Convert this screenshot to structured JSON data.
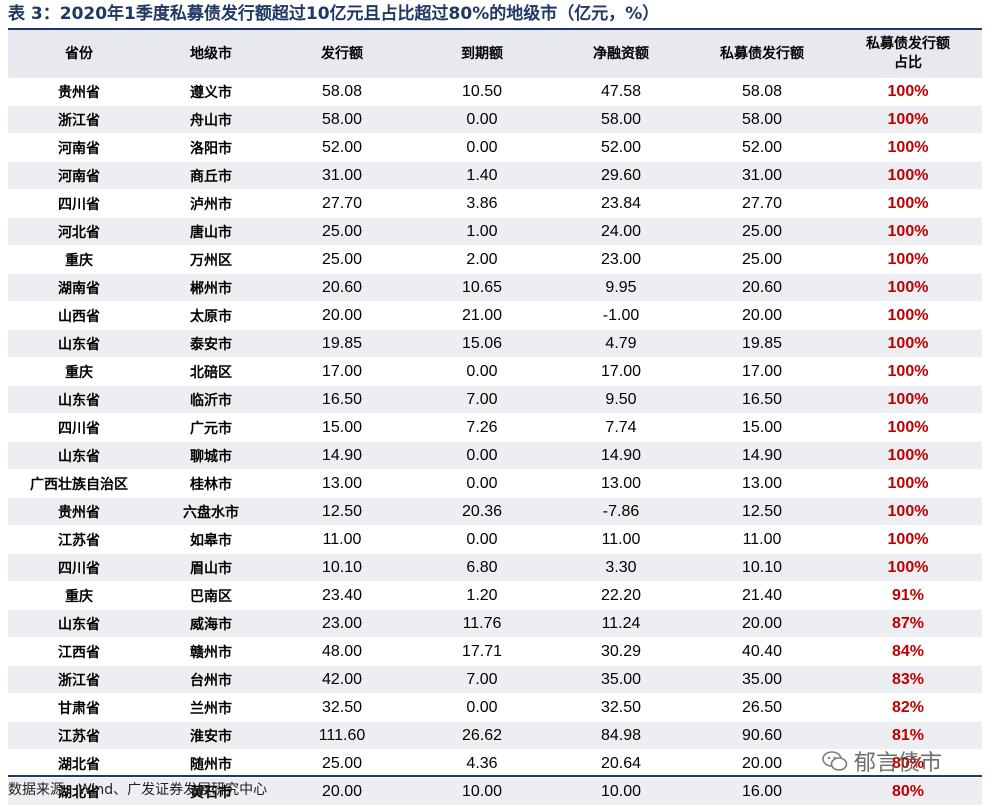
{
  "title": "表 3：2020年1季度私募债发行额超过10亿元且占比超过80%的地级市（亿元，%）",
  "columns": [
    "省份",
    "地级市",
    "发行额",
    "到期额",
    "净融资额",
    "私募债发行额",
    "私募债发行额占比"
  ],
  "rows": [
    [
      "贵州省",
      "遵义市",
      "58.08",
      "10.50",
      "47.58",
      "58.08",
      "100%"
    ],
    [
      "浙江省",
      "舟山市",
      "58.00",
      "0.00",
      "58.00",
      "58.00",
      "100%"
    ],
    [
      "河南省",
      "洛阳市",
      "52.00",
      "0.00",
      "52.00",
      "52.00",
      "100%"
    ],
    [
      "河南省",
      "商丘市",
      "31.00",
      "1.40",
      "29.60",
      "31.00",
      "100%"
    ],
    [
      "四川省",
      "泸州市",
      "27.70",
      "3.86",
      "23.84",
      "27.70",
      "100%"
    ],
    [
      "河北省",
      "唐山市",
      "25.00",
      "1.00",
      "24.00",
      "25.00",
      "100%"
    ],
    [
      "重庆",
      "万州区",
      "25.00",
      "2.00",
      "23.00",
      "25.00",
      "100%"
    ],
    [
      "湖南省",
      "郴州市",
      "20.60",
      "10.65",
      "9.95",
      "20.60",
      "100%"
    ],
    [
      "山西省",
      "太原市",
      "20.00",
      "21.00",
      "-1.00",
      "20.00",
      "100%"
    ],
    [
      "山东省",
      "泰安市",
      "19.85",
      "15.06",
      "4.79",
      "19.85",
      "100%"
    ],
    [
      "重庆",
      "北碚区",
      "17.00",
      "0.00",
      "17.00",
      "17.00",
      "100%"
    ],
    [
      "山东省",
      "临沂市",
      "16.50",
      "7.00",
      "9.50",
      "16.50",
      "100%"
    ],
    [
      "四川省",
      "广元市",
      "15.00",
      "7.26",
      "7.74",
      "15.00",
      "100%"
    ],
    [
      "山东省",
      "聊城市",
      "14.90",
      "0.00",
      "14.90",
      "14.90",
      "100%"
    ],
    [
      "广西壮族自治区",
      "桂林市",
      "13.00",
      "0.00",
      "13.00",
      "13.00",
      "100%"
    ],
    [
      "贵州省",
      "六盘水市",
      "12.50",
      "20.36",
      "-7.86",
      "12.50",
      "100%"
    ],
    [
      "江苏省",
      "如皋市",
      "11.00",
      "0.00",
      "11.00",
      "11.00",
      "100%"
    ],
    [
      "四川省",
      "眉山市",
      "10.10",
      "6.80",
      "3.30",
      "10.10",
      "100%"
    ],
    [
      "重庆",
      "巴南区",
      "23.40",
      "1.20",
      "22.20",
      "21.40",
      "91%"
    ],
    [
      "山东省",
      "威海市",
      "23.00",
      "11.76",
      "11.24",
      "20.00",
      "87%"
    ],
    [
      "江西省",
      "赣州市",
      "48.00",
      "17.71",
      "30.29",
      "40.40",
      "84%"
    ],
    [
      "浙江省",
      "台州市",
      "42.00",
      "7.00",
      "35.00",
      "35.00",
      "83%"
    ],
    [
      "甘肃省",
      "兰州市",
      "32.50",
      "0.00",
      "32.50",
      "26.50",
      "82%"
    ],
    [
      "江苏省",
      "淮安市",
      "111.60",
      "26.62",
      "84.98",
      "90.60",
      "81%"
    ],
    [
      "湖北省",
      "随州市",
      "25.00",
      "4.36",
      "20.64",
      "20.00",
      "80%"
    ],
    [
      "湖北省",
      "黄石市",
      "20.00",
      "10.00",
      "10.00",
      "16.00",
      "80%"
    ]
  ],
  "source": "数据来源：Wind、广发证券发展研究中心",
  "watermark": "郁言债市",
  "colors": {
    "title": "#1f3864",
    "header_bg": "#e7e9ee",
    "stripe_bg": "#eceef2",
    "pct_red": "#c00000"
  }
}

= AIM =
Tell how many lines above contain the word "title". Give the number alone.

= ANSWER BELOW =
2